------ Dataset content ------
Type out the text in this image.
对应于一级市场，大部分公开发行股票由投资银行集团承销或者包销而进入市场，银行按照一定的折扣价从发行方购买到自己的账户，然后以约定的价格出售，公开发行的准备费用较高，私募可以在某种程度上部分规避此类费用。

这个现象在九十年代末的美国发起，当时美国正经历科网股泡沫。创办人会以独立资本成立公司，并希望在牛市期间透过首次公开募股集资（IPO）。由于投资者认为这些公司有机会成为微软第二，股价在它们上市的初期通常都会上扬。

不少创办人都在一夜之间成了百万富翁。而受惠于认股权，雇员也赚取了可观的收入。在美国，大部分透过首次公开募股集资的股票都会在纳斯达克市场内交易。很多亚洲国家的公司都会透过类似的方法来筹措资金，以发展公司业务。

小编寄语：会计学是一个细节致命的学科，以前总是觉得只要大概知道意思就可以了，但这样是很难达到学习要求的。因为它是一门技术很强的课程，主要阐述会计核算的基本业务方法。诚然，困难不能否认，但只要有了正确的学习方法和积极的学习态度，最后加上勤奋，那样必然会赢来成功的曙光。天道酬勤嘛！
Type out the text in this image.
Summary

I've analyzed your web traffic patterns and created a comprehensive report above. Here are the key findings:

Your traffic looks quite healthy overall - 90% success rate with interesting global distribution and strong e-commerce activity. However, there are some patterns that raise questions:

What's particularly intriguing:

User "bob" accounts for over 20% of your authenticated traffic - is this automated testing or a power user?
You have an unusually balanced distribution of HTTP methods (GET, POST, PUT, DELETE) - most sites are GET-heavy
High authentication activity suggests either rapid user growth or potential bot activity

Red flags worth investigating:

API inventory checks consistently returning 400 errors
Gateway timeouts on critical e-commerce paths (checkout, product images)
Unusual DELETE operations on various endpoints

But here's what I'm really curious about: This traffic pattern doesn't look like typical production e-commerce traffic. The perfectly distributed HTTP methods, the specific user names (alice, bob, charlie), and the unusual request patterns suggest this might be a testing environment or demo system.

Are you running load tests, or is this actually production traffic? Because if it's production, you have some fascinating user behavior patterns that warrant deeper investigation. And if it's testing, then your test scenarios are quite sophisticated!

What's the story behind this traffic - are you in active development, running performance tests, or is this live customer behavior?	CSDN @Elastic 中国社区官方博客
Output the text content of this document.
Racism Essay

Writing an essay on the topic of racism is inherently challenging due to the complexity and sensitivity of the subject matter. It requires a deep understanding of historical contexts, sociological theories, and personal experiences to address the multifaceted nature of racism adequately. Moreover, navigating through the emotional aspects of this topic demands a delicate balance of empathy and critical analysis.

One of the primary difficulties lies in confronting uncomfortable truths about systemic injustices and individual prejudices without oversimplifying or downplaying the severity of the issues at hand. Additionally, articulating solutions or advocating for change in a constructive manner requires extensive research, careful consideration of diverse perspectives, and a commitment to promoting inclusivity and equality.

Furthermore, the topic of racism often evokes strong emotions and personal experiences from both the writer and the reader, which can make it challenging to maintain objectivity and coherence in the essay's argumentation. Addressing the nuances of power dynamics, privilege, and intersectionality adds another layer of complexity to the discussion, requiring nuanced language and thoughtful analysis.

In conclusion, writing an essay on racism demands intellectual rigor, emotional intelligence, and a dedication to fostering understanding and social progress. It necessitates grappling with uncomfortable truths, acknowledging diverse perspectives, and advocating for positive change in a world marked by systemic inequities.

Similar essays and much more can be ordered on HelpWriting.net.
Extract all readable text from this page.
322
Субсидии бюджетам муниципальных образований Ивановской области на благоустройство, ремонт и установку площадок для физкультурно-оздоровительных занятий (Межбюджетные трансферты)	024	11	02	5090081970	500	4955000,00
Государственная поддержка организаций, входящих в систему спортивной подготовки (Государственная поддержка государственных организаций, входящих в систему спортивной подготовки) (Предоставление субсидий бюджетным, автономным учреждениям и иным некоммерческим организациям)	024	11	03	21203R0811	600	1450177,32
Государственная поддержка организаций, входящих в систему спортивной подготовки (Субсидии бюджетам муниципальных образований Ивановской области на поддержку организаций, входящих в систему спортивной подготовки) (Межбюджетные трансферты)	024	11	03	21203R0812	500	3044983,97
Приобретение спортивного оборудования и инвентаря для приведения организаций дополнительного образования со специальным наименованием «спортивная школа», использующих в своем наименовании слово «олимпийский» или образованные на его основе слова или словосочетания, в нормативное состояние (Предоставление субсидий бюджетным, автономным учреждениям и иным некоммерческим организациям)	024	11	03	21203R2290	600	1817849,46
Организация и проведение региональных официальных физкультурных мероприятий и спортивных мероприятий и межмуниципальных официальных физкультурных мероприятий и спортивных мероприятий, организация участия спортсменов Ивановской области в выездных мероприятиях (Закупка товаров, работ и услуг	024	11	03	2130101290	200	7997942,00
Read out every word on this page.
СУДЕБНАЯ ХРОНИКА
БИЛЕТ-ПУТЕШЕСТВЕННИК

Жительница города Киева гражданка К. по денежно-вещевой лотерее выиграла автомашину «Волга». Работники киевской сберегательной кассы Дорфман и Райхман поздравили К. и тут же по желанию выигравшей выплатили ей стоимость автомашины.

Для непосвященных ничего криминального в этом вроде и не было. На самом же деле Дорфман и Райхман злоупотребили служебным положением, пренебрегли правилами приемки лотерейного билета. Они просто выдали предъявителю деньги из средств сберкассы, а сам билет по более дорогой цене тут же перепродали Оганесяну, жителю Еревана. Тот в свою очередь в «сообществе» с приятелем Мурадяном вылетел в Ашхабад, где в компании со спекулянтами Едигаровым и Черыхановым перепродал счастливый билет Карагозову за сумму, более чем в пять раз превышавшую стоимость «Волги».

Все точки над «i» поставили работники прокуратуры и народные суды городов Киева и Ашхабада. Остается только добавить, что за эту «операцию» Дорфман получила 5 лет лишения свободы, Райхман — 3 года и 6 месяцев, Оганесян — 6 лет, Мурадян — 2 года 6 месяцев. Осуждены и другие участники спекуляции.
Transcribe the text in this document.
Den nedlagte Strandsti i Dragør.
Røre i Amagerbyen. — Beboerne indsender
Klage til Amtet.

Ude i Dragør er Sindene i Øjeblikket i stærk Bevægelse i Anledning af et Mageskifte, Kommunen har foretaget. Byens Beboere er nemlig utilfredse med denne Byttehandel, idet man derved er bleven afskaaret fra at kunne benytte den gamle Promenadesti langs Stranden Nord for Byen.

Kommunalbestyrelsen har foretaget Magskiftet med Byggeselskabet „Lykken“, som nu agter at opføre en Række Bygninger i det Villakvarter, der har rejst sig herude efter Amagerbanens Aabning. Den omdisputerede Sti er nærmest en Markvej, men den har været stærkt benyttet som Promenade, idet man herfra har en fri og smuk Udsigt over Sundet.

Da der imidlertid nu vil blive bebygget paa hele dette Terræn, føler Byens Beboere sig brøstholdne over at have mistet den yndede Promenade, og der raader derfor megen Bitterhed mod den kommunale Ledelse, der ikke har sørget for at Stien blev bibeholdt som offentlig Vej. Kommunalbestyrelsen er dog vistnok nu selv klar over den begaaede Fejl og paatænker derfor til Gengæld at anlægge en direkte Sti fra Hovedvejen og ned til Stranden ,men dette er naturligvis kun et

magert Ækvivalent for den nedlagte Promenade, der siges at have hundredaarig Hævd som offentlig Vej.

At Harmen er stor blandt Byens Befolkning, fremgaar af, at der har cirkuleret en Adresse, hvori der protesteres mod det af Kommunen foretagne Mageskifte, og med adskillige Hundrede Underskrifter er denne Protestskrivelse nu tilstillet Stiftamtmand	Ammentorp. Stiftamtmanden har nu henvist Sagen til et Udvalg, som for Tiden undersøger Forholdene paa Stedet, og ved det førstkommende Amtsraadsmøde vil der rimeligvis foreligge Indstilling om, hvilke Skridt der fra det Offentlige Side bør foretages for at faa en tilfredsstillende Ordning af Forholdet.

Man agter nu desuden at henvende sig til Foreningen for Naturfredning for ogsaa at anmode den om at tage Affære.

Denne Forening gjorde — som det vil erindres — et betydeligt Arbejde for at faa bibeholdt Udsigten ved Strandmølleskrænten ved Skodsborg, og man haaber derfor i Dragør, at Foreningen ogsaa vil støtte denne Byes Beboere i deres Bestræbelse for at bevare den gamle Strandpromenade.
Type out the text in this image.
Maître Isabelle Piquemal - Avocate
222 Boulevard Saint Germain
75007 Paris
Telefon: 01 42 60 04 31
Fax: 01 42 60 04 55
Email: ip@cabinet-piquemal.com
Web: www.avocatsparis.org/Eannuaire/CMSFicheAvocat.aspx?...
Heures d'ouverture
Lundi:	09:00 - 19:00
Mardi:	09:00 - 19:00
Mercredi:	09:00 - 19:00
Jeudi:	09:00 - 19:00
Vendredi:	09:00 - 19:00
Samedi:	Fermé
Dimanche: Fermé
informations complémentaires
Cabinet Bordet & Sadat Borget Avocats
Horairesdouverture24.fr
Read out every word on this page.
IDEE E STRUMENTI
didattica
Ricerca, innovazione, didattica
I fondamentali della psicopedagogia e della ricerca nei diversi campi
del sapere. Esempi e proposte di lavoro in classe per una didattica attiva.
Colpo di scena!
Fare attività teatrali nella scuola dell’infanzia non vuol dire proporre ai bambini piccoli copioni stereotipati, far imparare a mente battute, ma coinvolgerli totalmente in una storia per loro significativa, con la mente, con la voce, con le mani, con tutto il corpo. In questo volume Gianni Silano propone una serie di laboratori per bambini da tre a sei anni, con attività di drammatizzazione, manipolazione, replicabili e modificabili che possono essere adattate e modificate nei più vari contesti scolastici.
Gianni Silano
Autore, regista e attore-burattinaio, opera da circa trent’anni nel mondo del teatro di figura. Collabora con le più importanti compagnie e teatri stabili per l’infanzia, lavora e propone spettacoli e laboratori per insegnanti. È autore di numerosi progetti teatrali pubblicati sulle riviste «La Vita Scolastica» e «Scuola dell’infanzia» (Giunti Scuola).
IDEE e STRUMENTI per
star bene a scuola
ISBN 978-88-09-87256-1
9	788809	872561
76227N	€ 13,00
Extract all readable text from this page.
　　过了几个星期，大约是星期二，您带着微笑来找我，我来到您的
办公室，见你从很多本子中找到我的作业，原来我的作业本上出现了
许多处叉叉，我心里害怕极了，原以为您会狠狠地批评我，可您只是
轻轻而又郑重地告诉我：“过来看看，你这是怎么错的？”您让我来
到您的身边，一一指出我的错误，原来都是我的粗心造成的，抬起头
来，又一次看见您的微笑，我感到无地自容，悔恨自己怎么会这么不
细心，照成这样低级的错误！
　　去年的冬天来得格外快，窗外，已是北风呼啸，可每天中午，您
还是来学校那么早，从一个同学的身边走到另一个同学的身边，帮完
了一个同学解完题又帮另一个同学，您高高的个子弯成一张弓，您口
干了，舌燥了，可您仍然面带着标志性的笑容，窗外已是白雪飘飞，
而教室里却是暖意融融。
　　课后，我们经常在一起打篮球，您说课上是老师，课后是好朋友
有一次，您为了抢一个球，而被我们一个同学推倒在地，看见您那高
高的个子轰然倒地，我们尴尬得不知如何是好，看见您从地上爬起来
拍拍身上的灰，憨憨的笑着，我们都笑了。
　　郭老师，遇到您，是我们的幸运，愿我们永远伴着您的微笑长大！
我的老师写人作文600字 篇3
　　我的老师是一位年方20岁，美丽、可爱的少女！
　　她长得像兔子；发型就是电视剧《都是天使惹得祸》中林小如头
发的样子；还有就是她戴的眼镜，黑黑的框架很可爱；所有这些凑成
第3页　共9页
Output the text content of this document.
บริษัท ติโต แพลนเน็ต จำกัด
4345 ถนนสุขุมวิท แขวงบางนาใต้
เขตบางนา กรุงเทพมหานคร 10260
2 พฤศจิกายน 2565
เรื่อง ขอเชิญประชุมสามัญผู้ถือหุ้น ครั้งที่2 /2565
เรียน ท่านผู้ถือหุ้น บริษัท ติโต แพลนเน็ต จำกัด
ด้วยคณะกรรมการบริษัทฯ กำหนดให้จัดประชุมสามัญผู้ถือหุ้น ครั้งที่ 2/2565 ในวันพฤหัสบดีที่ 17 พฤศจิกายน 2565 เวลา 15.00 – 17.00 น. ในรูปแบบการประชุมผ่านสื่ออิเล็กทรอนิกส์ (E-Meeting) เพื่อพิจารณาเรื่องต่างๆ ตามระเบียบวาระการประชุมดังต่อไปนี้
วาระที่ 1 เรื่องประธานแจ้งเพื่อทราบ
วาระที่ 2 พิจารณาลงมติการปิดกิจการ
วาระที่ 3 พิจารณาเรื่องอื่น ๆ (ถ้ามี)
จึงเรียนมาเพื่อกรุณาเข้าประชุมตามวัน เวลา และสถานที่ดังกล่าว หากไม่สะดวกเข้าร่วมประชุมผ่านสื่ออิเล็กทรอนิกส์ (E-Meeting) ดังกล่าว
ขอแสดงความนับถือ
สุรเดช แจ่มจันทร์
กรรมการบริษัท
------
What to do: Check each line of the material above for "diverse" and say how many lines contain it, giving the number alone.

Completed task: 2